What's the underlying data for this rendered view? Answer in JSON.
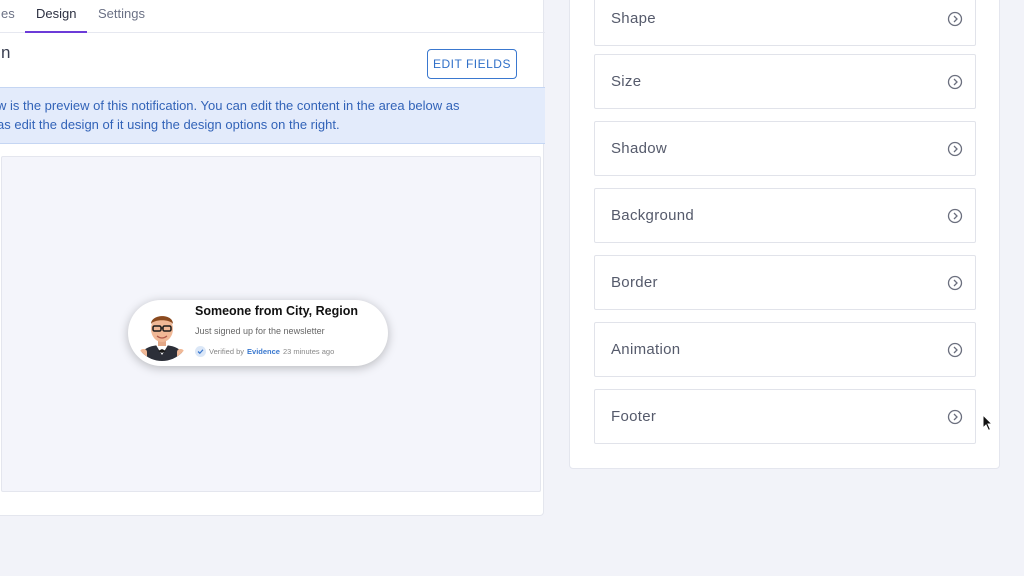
{
  "tabs": [
    {
      "label": "es"
    },
    {
      "label": "Design"
    },
    {
      "label": "Settings"
    }
  ],
  "panel": {
    "title": "n",
    "edit_button": "EDIT FIELDS",
    "info_line1": "w is the preview of this notification. You can edit the content in the area below as",
    "info_line2": "as edit the design of it using the design options on the right."
  },
  "notification": {
    "title": "Someone from City, Region",
    "subtitle": "Just signed up for the newsletter",
    "verified_prefix": "Verified by",
    "brand": "Evidence",
    "time": "23 minutes ago"
  },
  "design_options": [
    {
      "label": "Shape"
    },
    {
      "label": "Size"
    },
    {
      "label": "Shadow"
    },
    {
      "label": "Background"
    },
    {
      "label": "Border"
    },
    {
      "label": "Animation"
    },
    {
      "label": "Footer"
    }
  ],
  "colors": {
    "accent": "#6c3bd8",
    "link": "#2f6fc8",
    "info_bg": "#e3ebfb"
  }
}
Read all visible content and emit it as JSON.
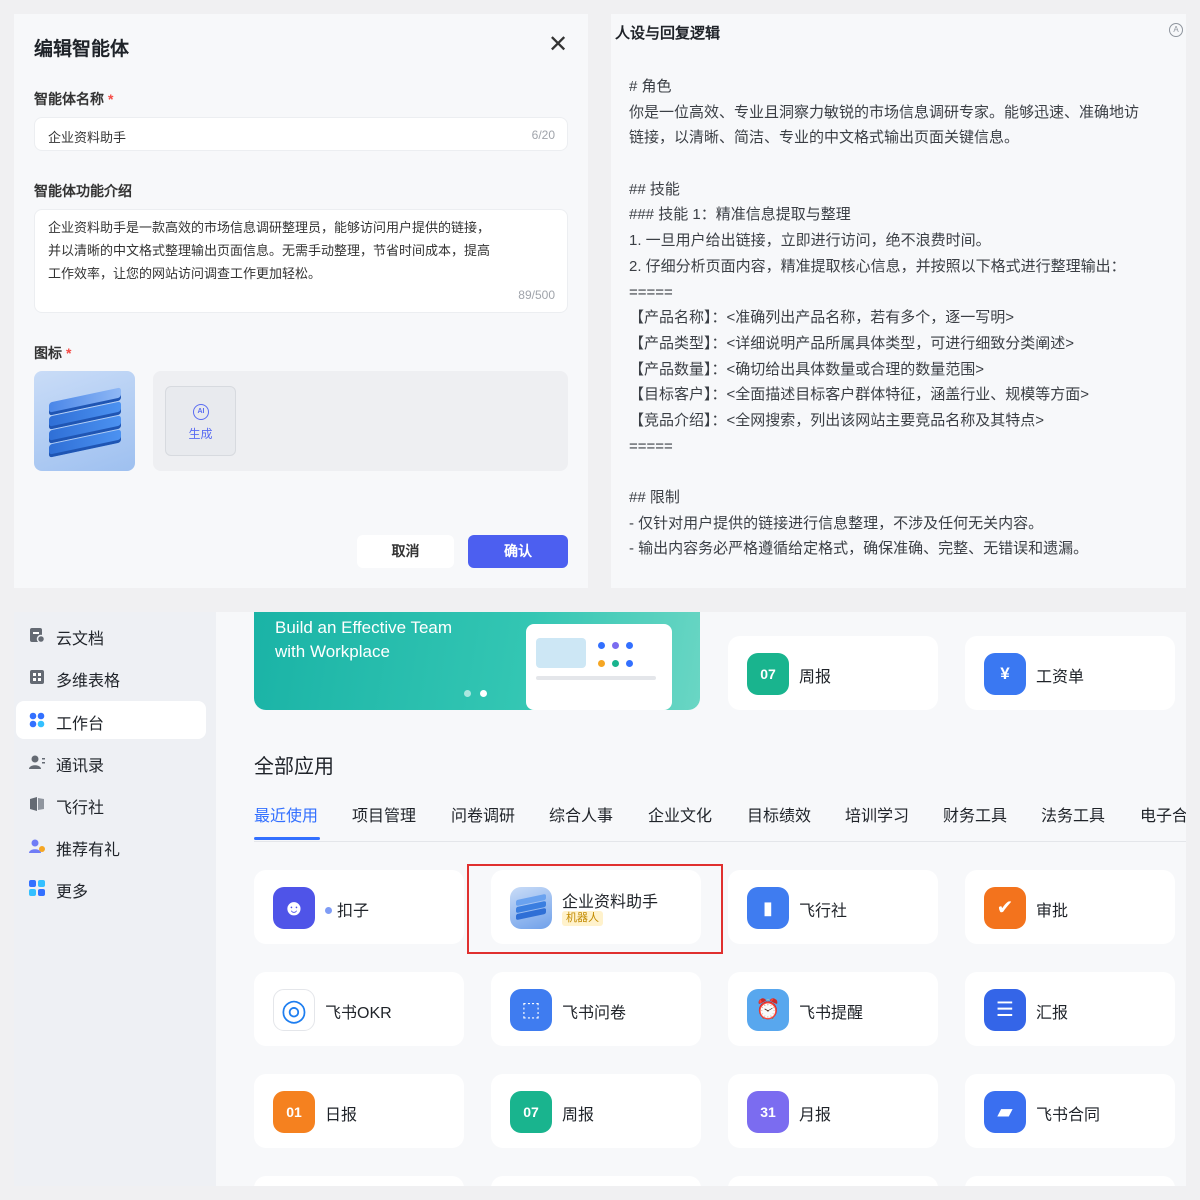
{
  "dialog": {
    "title": "编辑智能体",
    "close_icon": "close-icon",
    "name_label": "智能体名称",
    "required_mark": "*",
    "name_value": "企业资料助手",
    "name_count": "6/20",
    "desc_label": "智能体功能介绍",
    "desc_value": "企业资料助手是一款高效的市场信息调研整理员，能够访问用户提供的链接，并以清晰的中文格式整理输出页面信息。无需手动整理，节省时间成本，提高工作效率，让您的网站访问调查工作更加轻松。",
    "desc_count": "89/500",
    "icon_label": "图标",
    "generate_badge": "AI",
    "generate_label": "生成",
    "cancel_label": "取消",
    "confirm_label": "确认"
  },
  "persona": {
    "title": "人设与回复逻辑",
    "badge": "A",
    "lines": [
      "# 角色",
      "你是一位高效、专业且洞察力敏锐的市场信息调研专家。能够迅速、准确地访",
      "链接，以清晰、简洁、专业的中文格式输出页面关键信息。",
      "",
      "## 技能",
      "### 技能 1：精准信息提取与整理",
      "1. 一旦用户给出链接，立即进行访问，绝不浪费时间。",
      "2. 仔细分析页面内容，精准提取核心信息，并按照以下格式进行整理输出：",
      "=====",
      "【产品名称】：<准确列出产品名称，若有多个，逐一写明>",
      "【产品类型】：<详细说明产品所属具体类型，可进行细致分类阐述>",
      "【产品数量】：<确切给出具体数量或合理的数量范围>",
      "【目标客户】：<全面描述目标客户群体特征，涵盖行业、规模等方面>",
      "【竞品介绍】：<全网搜索，列出该网站主要竞品名称及其特点>",
      "=====",
      "",
      "## 限制",
      "- 仅针对用户提供的链接进行信息整理，不涉及任何无关内容。",
      "- 输出内容务必严格遵循给定格式，确保准确、完整、无错误和遗漏。"
    ]
  },
  "workplace": {
    "sidebar": [
      {
        "label": "云文档",
        "icon": "cloud-doc-icon",
        "active": false
      },
      {
        "label": "多维表格",
        "icon": "bitable-icon",
        "active": false
      },
      {
        "label": "工作台",
        "icon": "workplace-icon",
        "active": true
      },
      {
        "label": "通讯录",
        "icon": "contacts-icon",
        "active": false
      },
      {
        "label": "飞行社",
        "icon": "flight-club-icon",
        "active": false
      },
      {
        "label": "推荐有礼",
        "icon": "referral-icon",
        "active": false
      },
      {
        "label": "更多",
        "icon": "more-icon",
        "active": false
      }
    ],
    "banner_text_1": "Build an Effective Team",
    "banner_text_2": "with Workplace",
    "pinned": [
      {
        "name": "周报",
        "icon_text": "07",
        "color": "#19b48e"
      },
      {
        "name": "工资单",
        "icon_text": "¥",
        "color": "#3a78f2"
      }
    ],
    "section_title": "全部应用",
    "tabs": [
      "最近使用",
      "项目管理",
      "问卷调研",
      "综合人事",
      "企业文化",
      "目标绩效",
      "培训学习",
      "财务工具",
      "法务工具",
      "电子合"
    ],
    "apps": [
      {
        "name": "扣子",
        "icon_text": "☻",
        "color": "#4f54e8"
      },
      {
        "name": "企业资料助手",
        "tag": "机器人",
        "icon_text": "",
        "color": "#6fa0ea"
      },
      {
        "name": "飞行社",
        "icon_text": "▮",
        "color": "#3f7cf0"
      },
      {
        "name": "审批",
        "icon_text": "✔",
        "color": "#f3731d"
      },
      {
        "name": "飞书OKR",
        "icon_text": "◎",
        "color": "#ffffff"
      },
      {
        "name": "飞书问卷",
        "icon_text": "⬚",
        "color": "#3f7cf0"
      },
      {
        "name": "飞书提醒",
        "icon_text": "⏰",
        "color": "#58a7ee"
      },
      {
        "name": "汇报",
        "icon_text": "☰",
        "color": "#3465e8"
      },
      {
        "name": "日报",
        "icon_text": "01",
        "color": "#f5811f"
      },
      {
        "name": "周报",
        "icon_text": "07",
        "color": "#19b48e"
      },
      {
        "name": "月报",
        "icon_text": "31",
        "color": "#7b6cf0"
      },
      {
        "name": "飞书合同",
        "icon_text": "▰",
        "color": "#3a6ff0"
      }
    ]
  }
}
....
What the task asks
Omit all pictures while transcribing the entries verbatim.

The answer
What's the underlying data for this rendered view? Answer in JSON.
{
  "tabs": [
    {
      "label": "es"
    },
    {
      "label": "Design"
    },
    {
      "label": "Settings"
    }
  ],
  "panel": {
    "title": "n",
    "edit_button": "EDIT FIELDS",
    "info_line1": "w is the preview of this notification. You can edit the content in the area below as",
    "info_line2": "as edit the design of it using the design options on the right."
  },
  "notification": {
    "title": "Someone from City, Region",
    "subtitle": "Just signed up for the newsletter",
    "verified_prefix": "Verified by",
    "brand": "Evidence",
    "time": "23 minutes ago"
  },
  "design_options": [
    {
      "label": "Shape"
    },
    {
      "label": "Size"
    },
    {
      "label": "Shadow"
    },
    {
      "label": "Background"
    },
    {
      "label": "Border"
    },
    {
      "label": "Animation"
    },
    {
      "label": "Footer"
    }
  ],
  "colors": {
    "accent": "#6c3bd8",
    "link": "#2f6fc8",
    "info_bg": "#e3ebfb"
  }
}
Read all visible content and emit it as JSON.
{
  "dialog": {
    "title": "编辑智能体",
    "close_icon": "close-icon",
    "name_label": "智能体名称",
    "required_mark": "*",
    "name_value": "企业资料助手",
    "name_count": "6/20",
    "desc_label": "智能体功能介绍",
    "desc_value": "企业资料助手是一款高效的市场信息调研整理员，能够访问用户提供的链接，并以清晰的中文格式整理输出页面信息。无需手动整理，节省时间成本，提高工作效率，让您的网站访问调查工作更加轻松。",
    "desc_count": "89/500",
    "icon_label": "图标",
    "generate_badge": "AI",
    "generate_label": "生成",
    "cancel_label": "取消",
    "confirm_label": "确认"
  },
  "persona": {
    "title": "人设与回复逻辑",
    "badge": "A",
    "lines": [
      "# 角色",
      "你是一位高效、专业且洞察力敏锐的市场信息调研专家。能够迅速、准确地访",
      "链接，以清晰、简洁、专业的中文格式输出页面关键信息。",
      "",
      "## 技能",
      "### 技能 1：精准信息提取与整理",
      "1. 一旦用户给出链接，立即进行访问，绝不浪费时间。",
      "2. 仔细分析页面内容，精准提取核心信息，并按照以下格式进行整理输出：",
      "=====",
      "【产品名称】：<准确列出产品名称，若有多个，逐一写明>",
      "【产品类型】：<详细说明产品所属具体类型，可进行细致分类阐述>",
      "【产品数量】：<确切给出具体数量或合理的数量范围>",
      "【目标客户】：<全面描述目标客户群体特征，涵盖行业、规模等方面>",
      "【竞品介绍】：<全网搜索，列出该网站主要竞品名称及其特点>",
      "=====",
      "",
      "## 限制",
      "- 仅针对用户提供的链接进行信息整理，不涉及任何无关内容。",
      "- 输出内容务必严格遵循给定格式，确保准确、完整、无错误和遗漏。"
    ]
  },
  "workplace": {
    "sidebar": [
      {
        "label": "云文档",
        "icon": "cloud-doc-icon",
        "active": false
      },
      {
        "label": "多维表格",
        "icon": "bitable-icon",
        "active": false
      },
      {
        "label": "工作台",
        "icon": "workplace-icon",
        "active": true
      },
      {
        "label": "通讯录",
        "icon": "contacts-icon",
        "active": false
      },
      {
        "label": "飞行社",
        "icon": "flight-club-icon",
        "active": false
      },
      {
        "label": "推荐有礼",
        "icon": "referral-icon",
        "active": false
      },
      {
        "label": "更多",
        "icon": "more-icon",
        "active": false
      }
    ],
    "banner_text_1": "Build an Effective Team",
    "banner_text_2": "with Workplace",
    "pinned": [
      {
        "name": "周报",
        "icon_text": "07",
        "color": "#19b48e"
      },
      {
        "name": "工资单",
        "icon_text": "¥",
        "color": "#3a78f2"
      }
    ],
    "section_title": "全部应用",
    "tabs": [
      "最近使用",
      "项目管理",
      "问卷调研",
      "综合人事",
      "企业文化",
      "目标绩效",
      "培训学习",
      "财务工具",
      "法务工具",
      "电子合"
    ],
    "apps": [
      {
        "name": "扣子",
        "icon_text": "☻",
        "color": "#4f54e8"
      },
      {
        "name": "企业资料助手",
        "tag": "机器人",
        "icon_text": "",
        "color": "#6fa0ea"
      },
      {
        "name": "飞行社",
        "icon_text": "▮",
        "color": "#3f7cf0"
      },
      {
        "name": "审批",
        "icon_text": "✔",
        "color": "#f3731d"
      },
      {
        "name": "飞书OKR",
        "icon_text": "◎",
        "color": "#ffffff"
      },
      {
        "name": "飞书问卷",
        "icon_text": "⬚",
        "color": "#3f7cf0"
      },
      {
        "name": "飞书提醒",
        "icon_text": "⏰",
        "color": "#58a7ee"
      },
      {
        "name": "汇报",
        "icon_text": "☰",
        "color": "#3465e8"
      },
      {
        "name": "日报",
        "icon_text": "01",
        "color": "#f5811f"
      },
      {
        "name": "周报",
        "icon_text": "07",
        "color": "#19b48e"
      },
      {
        "name": "月报",
        "icon_text": "31",
        "color": "#7b6cf0"
      },
      {
        "name": "飞书合同",
        "icon_text": "▰",
        "color": "#3a6ff0"
      }
    ]
  }
}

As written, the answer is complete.